╭─ PROVIDED INFORMATION
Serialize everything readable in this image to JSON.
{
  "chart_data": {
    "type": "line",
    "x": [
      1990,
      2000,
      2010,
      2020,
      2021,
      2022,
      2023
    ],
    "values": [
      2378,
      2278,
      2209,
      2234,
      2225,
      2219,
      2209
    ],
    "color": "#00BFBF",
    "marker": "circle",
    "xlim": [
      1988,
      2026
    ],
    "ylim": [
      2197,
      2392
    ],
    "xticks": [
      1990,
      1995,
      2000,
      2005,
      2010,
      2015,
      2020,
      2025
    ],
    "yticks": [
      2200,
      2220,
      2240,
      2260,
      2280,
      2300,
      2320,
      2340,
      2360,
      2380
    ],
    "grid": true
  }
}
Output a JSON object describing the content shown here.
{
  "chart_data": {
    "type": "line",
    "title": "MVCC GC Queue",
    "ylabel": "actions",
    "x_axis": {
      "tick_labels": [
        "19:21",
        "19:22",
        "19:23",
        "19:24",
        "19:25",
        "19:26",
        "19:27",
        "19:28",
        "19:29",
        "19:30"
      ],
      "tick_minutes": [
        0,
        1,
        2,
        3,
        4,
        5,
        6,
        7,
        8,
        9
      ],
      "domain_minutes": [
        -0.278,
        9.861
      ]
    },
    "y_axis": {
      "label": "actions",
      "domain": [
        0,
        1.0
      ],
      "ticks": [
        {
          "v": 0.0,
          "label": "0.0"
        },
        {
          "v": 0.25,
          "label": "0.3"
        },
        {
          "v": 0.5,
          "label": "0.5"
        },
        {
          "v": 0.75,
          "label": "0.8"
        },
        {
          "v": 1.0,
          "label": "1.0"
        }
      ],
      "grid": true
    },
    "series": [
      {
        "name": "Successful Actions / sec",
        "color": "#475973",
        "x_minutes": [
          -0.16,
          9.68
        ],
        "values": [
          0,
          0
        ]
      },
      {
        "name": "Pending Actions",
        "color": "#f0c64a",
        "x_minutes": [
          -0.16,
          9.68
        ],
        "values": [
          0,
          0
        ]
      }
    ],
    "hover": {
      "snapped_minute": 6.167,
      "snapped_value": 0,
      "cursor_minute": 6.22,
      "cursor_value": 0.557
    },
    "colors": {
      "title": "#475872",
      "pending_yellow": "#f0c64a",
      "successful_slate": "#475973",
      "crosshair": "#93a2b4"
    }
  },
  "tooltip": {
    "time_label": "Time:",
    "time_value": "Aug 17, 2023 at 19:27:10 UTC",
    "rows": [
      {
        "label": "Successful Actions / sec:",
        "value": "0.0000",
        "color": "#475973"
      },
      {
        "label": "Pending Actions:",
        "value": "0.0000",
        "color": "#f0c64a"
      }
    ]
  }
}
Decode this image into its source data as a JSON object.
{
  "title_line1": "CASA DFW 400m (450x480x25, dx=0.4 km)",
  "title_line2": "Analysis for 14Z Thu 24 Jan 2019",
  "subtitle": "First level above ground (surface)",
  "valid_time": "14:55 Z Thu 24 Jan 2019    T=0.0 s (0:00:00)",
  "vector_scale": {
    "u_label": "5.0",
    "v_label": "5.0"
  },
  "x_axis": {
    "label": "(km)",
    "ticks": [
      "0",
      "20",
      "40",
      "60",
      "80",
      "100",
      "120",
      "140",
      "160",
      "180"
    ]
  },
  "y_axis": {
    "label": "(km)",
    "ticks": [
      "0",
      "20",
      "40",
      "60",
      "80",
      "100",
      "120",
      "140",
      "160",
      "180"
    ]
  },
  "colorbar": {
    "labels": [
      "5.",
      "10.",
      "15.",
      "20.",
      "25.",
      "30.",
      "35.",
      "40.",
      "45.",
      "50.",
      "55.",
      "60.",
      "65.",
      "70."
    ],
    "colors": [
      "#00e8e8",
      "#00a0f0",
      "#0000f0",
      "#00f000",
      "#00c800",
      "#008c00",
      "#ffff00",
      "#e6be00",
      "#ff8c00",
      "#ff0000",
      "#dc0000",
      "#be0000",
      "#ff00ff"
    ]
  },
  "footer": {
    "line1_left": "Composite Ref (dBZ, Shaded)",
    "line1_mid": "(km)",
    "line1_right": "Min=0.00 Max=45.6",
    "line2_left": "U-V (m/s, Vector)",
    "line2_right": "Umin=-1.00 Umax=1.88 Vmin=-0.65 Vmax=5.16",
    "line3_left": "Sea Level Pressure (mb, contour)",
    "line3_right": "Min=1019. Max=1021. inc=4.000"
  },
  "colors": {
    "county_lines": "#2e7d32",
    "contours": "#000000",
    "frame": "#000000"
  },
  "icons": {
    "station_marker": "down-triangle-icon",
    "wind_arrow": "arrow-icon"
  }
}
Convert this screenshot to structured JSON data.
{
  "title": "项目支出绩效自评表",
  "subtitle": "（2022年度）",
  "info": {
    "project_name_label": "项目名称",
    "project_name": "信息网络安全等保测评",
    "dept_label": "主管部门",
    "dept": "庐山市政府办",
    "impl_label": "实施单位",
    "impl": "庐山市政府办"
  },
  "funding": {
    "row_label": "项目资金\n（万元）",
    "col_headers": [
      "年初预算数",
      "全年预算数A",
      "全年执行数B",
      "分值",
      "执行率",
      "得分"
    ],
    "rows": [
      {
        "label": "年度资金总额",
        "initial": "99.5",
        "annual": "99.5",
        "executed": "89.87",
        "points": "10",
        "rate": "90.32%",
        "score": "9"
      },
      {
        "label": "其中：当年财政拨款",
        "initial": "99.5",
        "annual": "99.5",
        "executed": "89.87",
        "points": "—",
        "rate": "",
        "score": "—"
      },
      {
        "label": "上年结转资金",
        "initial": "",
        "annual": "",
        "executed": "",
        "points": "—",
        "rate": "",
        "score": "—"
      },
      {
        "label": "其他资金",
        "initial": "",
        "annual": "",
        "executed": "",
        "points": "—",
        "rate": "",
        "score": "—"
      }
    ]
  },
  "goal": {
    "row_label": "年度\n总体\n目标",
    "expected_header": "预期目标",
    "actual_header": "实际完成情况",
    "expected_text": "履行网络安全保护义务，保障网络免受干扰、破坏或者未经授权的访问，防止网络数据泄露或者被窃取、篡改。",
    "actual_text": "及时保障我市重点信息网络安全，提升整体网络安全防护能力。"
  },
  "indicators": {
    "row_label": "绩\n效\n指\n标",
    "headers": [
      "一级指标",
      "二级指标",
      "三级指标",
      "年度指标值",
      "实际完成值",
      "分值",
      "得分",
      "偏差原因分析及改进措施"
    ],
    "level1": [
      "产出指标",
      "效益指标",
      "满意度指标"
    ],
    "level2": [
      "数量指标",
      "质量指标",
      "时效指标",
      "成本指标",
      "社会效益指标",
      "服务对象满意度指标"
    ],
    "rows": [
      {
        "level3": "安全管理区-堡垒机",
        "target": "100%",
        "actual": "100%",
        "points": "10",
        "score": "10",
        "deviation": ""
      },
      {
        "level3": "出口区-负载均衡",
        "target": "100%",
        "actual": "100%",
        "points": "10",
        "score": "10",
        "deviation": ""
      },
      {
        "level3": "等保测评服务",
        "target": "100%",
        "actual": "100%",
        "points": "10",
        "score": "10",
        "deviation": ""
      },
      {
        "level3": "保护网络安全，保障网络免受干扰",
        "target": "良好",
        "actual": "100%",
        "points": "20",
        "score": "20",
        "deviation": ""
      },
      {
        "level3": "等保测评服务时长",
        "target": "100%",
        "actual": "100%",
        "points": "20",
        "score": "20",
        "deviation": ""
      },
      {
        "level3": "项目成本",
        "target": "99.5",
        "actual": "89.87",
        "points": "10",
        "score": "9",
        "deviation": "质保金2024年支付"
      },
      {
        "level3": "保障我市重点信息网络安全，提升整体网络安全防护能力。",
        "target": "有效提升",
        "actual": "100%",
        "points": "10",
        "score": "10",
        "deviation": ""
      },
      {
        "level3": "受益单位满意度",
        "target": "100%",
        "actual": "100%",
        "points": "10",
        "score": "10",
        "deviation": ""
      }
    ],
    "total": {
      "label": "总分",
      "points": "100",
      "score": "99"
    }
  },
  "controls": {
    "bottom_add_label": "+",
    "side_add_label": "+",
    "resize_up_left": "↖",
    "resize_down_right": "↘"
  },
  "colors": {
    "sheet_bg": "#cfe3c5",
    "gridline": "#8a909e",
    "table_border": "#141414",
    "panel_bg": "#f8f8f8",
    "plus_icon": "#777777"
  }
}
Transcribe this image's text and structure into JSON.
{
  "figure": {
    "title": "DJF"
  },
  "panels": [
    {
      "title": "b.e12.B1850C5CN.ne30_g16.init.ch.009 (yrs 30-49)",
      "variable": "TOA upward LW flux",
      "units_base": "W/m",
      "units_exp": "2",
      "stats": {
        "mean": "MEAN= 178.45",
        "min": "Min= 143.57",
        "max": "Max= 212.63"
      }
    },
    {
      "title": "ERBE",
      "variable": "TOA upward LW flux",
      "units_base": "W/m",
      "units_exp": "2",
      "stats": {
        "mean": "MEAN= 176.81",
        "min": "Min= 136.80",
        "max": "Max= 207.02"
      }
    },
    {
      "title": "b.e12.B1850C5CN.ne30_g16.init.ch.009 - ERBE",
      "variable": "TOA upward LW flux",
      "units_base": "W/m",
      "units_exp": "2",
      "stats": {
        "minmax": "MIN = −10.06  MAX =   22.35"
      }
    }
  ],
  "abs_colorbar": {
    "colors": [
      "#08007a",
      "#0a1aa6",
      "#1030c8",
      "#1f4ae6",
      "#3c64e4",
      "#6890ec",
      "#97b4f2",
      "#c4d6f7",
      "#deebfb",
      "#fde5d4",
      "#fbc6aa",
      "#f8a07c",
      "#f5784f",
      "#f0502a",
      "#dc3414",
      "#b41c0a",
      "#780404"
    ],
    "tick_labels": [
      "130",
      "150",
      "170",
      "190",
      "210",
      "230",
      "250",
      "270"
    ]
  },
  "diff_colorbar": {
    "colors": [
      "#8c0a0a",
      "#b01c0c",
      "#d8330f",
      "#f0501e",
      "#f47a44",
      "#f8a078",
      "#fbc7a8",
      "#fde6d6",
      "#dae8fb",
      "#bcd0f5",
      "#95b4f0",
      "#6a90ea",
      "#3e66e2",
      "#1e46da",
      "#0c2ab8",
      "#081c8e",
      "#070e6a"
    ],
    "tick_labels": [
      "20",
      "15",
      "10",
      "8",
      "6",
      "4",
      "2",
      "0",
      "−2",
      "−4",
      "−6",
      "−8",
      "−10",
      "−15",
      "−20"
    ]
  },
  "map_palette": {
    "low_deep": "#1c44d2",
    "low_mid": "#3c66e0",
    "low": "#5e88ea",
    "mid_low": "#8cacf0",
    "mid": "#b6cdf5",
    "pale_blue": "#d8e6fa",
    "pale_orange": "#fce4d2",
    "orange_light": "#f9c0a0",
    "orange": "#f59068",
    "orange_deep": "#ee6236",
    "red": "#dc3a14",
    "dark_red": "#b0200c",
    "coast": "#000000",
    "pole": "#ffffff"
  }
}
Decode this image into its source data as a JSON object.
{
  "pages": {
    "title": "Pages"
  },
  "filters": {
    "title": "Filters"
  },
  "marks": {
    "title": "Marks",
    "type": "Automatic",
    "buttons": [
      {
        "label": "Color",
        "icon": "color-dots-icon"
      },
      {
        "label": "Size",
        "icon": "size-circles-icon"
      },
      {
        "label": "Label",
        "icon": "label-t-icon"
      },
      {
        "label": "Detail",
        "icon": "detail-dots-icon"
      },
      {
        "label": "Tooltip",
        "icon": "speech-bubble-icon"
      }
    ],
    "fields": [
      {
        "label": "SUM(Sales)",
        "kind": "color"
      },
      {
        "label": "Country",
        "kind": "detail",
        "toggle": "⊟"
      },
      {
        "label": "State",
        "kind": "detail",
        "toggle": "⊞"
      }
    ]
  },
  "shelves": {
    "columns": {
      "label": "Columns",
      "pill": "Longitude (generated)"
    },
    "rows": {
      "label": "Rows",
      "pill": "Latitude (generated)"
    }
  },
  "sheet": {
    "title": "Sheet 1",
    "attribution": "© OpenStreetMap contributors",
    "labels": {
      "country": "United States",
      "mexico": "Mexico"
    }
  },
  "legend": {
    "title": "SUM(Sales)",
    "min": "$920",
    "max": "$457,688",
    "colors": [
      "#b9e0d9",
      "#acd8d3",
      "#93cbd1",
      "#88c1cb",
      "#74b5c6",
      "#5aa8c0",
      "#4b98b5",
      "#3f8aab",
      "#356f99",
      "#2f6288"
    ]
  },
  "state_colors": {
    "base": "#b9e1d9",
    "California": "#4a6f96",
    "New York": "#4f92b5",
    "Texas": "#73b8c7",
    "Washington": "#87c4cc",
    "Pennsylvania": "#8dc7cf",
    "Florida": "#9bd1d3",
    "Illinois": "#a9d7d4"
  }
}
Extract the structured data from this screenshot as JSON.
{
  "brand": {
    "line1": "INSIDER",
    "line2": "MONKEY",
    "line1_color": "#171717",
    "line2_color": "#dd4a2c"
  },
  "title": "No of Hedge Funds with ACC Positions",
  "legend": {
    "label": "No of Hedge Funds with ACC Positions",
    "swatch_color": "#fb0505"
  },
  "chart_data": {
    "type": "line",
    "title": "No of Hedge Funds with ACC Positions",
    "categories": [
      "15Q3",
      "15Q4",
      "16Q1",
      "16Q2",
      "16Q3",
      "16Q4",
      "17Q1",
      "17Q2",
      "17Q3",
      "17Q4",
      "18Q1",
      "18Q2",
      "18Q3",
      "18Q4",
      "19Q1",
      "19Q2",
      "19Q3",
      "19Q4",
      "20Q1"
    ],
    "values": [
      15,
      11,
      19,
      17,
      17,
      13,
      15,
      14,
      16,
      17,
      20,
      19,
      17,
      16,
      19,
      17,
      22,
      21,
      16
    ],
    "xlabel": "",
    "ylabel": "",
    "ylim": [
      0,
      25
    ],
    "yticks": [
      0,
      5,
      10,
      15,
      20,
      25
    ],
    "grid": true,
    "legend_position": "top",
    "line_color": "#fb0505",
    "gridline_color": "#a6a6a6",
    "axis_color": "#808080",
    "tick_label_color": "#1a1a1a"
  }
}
╰─
* WHAT THIS TASK INVOLVES
Tell how many lines of the data above hold the string "generated". Give only the number.

* RESULT OF THE TASK
2